SET EXERCISE
Find all the lines with "Latent" and gather them.

Dataset records
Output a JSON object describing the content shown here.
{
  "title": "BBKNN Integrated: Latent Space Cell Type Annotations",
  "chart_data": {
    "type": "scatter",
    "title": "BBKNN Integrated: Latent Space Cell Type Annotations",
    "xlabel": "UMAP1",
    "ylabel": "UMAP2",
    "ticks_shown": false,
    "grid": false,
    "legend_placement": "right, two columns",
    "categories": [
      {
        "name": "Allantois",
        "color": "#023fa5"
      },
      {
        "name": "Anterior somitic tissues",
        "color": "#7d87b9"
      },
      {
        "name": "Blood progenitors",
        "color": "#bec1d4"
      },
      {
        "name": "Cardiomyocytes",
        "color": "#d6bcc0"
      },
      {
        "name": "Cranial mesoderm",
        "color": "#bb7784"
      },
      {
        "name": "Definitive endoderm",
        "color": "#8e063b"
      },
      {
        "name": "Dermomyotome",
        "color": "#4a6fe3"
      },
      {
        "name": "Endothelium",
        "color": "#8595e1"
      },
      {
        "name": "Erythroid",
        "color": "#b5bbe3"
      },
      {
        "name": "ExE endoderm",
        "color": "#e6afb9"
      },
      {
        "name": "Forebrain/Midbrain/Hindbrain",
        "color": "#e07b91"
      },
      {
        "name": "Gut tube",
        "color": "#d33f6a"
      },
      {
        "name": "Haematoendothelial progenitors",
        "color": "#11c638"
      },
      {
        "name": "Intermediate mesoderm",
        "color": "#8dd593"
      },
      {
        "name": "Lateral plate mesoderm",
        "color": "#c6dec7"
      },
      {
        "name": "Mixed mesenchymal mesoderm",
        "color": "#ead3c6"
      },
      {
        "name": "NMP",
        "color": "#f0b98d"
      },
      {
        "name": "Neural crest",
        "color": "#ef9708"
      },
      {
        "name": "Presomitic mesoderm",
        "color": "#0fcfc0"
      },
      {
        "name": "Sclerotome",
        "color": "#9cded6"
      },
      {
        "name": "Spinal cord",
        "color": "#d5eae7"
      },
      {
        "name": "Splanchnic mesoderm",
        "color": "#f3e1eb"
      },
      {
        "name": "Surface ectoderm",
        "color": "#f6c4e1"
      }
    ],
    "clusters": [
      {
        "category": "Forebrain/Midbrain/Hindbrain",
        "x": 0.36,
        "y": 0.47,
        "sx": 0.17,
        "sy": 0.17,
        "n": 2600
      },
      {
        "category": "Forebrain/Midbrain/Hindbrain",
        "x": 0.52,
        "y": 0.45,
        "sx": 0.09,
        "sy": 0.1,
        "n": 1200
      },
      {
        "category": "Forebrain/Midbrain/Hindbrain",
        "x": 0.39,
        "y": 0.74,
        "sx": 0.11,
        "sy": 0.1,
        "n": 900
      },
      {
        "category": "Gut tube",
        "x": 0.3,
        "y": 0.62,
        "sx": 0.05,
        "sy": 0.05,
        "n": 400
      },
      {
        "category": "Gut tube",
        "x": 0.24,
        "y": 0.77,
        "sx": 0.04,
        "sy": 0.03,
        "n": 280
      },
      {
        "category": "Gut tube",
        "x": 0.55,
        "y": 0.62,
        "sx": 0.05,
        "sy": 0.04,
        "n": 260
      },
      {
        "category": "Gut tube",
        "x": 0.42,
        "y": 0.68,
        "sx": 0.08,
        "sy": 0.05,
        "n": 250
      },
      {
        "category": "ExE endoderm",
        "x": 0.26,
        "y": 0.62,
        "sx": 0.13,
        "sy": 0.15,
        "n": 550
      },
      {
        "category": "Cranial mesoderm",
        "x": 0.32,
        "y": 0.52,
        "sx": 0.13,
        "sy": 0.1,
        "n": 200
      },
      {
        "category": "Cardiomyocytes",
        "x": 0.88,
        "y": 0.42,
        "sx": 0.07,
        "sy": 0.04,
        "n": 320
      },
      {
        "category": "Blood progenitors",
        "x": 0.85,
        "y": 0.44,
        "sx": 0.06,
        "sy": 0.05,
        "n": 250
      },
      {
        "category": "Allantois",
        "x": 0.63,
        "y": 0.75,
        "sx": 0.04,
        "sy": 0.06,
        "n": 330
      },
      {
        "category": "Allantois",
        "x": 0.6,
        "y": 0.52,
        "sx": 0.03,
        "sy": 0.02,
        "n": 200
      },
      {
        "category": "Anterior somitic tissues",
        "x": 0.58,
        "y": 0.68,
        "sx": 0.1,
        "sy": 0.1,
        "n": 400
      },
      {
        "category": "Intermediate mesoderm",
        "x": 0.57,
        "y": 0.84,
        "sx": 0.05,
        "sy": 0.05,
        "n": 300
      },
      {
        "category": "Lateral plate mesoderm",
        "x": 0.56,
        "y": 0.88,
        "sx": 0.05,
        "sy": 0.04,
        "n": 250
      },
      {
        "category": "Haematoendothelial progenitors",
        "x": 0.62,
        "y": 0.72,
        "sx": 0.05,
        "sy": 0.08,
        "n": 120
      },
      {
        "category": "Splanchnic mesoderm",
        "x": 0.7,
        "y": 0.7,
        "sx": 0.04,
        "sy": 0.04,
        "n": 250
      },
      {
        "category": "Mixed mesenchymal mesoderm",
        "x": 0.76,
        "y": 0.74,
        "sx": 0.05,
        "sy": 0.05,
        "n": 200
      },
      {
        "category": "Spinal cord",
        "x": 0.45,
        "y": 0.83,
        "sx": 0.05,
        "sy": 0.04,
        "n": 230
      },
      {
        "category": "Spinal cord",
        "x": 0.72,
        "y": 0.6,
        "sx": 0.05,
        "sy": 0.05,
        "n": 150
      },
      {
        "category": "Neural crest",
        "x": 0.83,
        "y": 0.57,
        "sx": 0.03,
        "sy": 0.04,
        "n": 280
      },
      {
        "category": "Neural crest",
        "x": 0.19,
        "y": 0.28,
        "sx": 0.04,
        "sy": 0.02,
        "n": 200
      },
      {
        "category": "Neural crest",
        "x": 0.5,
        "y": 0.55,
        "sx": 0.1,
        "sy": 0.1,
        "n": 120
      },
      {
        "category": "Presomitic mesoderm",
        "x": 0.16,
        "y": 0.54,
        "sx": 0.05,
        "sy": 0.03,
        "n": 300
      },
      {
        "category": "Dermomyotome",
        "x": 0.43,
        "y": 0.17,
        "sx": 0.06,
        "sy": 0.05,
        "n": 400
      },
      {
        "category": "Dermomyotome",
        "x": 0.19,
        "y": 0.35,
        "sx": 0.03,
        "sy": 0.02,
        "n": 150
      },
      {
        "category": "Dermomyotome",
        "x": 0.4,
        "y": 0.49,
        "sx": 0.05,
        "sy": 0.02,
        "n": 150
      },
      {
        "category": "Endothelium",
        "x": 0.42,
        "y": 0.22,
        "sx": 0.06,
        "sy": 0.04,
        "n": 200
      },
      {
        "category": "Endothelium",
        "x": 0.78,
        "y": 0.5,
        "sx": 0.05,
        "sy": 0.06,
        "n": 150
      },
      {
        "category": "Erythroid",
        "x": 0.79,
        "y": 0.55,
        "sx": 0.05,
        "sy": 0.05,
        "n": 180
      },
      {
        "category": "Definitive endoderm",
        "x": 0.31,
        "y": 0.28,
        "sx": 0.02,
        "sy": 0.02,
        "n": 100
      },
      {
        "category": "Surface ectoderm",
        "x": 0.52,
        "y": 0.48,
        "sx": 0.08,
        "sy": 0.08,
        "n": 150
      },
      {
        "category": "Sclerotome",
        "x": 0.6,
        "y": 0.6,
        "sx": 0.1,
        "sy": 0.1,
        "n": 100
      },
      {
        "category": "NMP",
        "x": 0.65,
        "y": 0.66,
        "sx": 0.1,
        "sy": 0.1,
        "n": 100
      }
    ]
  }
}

PROBLEM SOLUTION
  "title": "BBKNN Integrated: Latent Space Cell Type Annotations",
    "title": "BBKNN Integrated: Latent Space Cell Type Annotations",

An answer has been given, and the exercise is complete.